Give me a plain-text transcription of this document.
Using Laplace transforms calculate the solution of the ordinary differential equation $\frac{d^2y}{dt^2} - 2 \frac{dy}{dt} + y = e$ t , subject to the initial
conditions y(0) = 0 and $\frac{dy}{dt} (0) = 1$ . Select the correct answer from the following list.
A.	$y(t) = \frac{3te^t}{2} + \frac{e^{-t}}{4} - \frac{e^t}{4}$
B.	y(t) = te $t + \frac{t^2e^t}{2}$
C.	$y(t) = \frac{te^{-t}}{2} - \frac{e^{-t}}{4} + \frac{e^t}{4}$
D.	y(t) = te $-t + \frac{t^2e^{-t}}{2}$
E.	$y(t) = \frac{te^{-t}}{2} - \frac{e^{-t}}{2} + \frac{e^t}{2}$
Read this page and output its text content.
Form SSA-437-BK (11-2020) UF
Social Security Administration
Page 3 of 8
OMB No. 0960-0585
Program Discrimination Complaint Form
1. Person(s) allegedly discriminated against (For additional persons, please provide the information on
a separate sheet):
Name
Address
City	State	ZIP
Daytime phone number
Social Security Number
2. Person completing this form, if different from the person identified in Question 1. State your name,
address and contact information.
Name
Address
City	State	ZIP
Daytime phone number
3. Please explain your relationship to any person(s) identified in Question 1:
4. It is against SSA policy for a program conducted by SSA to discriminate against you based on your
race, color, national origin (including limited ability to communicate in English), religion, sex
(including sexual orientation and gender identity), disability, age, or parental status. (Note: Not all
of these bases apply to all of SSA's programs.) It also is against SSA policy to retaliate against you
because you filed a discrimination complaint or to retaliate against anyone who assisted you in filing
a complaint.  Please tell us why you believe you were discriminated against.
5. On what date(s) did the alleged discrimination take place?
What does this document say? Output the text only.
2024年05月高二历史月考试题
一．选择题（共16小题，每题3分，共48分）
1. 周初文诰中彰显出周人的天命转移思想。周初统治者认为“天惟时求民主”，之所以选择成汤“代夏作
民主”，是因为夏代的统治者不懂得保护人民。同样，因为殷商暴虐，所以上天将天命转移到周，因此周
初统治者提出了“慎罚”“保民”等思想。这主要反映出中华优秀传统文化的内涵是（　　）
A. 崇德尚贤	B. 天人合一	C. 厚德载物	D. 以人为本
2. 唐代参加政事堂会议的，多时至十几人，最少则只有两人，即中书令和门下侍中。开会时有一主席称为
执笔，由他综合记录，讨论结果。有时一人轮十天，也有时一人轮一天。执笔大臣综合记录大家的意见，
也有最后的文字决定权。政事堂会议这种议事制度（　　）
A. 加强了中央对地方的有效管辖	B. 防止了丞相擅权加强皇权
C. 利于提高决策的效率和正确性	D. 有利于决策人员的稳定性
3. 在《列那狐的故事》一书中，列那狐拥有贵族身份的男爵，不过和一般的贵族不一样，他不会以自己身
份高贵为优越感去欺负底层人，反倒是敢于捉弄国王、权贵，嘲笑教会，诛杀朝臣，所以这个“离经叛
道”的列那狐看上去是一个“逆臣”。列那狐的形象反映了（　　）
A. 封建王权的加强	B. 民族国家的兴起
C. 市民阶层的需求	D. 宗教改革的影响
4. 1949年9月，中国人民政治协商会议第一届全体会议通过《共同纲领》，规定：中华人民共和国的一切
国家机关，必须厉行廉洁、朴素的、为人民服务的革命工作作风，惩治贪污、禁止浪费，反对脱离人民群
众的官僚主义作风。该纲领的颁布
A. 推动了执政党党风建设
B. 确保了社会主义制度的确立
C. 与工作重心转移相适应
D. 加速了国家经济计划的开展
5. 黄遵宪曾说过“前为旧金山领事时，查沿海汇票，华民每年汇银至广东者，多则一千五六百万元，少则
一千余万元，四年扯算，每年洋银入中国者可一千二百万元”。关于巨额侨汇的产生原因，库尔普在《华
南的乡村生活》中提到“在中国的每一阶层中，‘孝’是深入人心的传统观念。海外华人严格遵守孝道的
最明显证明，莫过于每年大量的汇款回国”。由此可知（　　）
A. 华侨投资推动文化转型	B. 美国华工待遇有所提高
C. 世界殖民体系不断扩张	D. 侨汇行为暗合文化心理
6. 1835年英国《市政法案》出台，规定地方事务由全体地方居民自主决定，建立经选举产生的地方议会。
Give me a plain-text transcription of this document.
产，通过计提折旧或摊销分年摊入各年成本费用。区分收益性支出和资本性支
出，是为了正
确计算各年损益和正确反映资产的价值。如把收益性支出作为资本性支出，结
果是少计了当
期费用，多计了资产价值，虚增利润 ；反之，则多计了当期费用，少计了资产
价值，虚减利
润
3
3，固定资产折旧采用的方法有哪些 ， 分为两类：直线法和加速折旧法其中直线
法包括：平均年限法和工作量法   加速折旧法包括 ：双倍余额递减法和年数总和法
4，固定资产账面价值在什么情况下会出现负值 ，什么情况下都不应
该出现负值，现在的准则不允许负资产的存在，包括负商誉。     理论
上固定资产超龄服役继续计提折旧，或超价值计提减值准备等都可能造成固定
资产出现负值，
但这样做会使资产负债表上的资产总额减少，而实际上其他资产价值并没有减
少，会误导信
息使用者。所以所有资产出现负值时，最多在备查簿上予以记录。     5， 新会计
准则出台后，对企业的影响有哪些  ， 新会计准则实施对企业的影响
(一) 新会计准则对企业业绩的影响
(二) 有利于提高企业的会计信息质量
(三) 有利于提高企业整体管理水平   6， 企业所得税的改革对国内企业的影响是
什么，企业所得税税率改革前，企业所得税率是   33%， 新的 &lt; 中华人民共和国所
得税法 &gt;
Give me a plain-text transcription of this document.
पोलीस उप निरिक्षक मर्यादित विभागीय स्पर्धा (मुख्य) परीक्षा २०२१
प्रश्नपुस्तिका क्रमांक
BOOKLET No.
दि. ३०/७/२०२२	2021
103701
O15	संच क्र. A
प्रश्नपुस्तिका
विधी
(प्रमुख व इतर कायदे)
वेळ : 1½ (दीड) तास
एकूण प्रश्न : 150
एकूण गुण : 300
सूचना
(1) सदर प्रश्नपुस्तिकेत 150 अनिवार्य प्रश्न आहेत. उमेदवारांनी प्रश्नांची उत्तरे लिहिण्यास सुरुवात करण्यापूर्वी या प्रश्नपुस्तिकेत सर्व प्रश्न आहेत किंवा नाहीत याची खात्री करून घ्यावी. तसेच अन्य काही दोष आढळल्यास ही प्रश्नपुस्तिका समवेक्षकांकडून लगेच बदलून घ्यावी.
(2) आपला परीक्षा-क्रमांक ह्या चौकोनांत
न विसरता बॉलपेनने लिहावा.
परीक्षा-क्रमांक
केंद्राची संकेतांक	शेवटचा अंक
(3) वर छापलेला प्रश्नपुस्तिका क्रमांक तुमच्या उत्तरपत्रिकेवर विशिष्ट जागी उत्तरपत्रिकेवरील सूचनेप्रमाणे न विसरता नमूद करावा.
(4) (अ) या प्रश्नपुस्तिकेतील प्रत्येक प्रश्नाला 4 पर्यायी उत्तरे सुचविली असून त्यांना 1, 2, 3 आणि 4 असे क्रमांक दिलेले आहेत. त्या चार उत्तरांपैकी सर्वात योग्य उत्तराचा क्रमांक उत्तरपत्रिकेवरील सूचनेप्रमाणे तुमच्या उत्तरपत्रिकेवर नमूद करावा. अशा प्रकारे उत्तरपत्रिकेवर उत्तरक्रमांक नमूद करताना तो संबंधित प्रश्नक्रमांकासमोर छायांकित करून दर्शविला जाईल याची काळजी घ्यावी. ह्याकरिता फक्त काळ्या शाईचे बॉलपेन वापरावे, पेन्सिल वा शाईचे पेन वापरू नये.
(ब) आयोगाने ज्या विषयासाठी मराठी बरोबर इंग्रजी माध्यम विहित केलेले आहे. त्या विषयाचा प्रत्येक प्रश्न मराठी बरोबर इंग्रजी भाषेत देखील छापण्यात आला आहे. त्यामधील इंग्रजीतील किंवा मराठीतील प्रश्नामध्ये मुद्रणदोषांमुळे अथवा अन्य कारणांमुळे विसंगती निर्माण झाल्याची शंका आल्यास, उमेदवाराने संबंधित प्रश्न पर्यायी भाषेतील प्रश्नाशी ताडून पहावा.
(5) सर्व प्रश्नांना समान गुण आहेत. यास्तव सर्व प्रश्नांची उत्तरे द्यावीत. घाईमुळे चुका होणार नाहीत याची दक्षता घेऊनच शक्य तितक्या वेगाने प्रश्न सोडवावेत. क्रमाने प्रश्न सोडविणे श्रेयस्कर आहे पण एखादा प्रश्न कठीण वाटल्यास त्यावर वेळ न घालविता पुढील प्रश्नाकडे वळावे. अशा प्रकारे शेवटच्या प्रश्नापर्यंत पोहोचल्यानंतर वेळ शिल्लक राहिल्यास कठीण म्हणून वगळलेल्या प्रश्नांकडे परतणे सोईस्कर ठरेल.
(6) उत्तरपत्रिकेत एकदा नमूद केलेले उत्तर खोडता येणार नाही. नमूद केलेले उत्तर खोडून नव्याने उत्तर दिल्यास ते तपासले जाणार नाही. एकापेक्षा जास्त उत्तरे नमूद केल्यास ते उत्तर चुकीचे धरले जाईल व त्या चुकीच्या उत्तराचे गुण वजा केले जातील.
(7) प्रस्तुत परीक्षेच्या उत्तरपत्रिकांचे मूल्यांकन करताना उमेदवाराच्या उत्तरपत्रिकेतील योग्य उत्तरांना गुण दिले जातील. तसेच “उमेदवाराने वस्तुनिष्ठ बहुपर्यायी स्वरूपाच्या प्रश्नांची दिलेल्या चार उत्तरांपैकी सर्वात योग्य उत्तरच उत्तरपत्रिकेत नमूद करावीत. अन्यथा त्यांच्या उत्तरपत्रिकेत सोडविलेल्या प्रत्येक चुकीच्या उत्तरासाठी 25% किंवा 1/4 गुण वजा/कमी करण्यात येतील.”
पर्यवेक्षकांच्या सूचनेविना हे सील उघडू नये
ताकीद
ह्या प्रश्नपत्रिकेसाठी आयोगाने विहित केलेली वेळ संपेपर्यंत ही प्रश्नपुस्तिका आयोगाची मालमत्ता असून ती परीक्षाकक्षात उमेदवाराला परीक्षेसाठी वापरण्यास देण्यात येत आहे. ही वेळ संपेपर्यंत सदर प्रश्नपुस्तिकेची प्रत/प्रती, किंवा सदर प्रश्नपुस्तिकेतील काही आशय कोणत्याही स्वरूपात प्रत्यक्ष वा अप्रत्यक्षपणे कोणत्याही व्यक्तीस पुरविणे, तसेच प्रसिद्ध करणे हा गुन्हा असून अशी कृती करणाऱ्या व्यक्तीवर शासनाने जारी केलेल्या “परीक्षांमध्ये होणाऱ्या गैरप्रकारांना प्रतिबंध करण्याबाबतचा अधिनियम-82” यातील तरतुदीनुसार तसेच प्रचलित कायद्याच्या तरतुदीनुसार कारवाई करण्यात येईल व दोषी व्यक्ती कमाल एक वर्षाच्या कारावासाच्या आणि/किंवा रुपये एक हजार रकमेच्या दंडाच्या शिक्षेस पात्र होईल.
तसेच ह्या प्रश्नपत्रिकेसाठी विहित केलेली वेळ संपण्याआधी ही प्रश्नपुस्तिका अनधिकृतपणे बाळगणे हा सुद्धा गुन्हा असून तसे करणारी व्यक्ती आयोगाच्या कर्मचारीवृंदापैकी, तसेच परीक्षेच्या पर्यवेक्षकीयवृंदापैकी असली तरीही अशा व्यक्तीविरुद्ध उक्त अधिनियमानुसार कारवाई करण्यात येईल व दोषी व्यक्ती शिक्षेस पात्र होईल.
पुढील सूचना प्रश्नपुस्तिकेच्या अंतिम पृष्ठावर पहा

_Stated goal_:
Among the lines of the material above, how many include the string "identified"? Report only that number.

_Finished exercise_:
2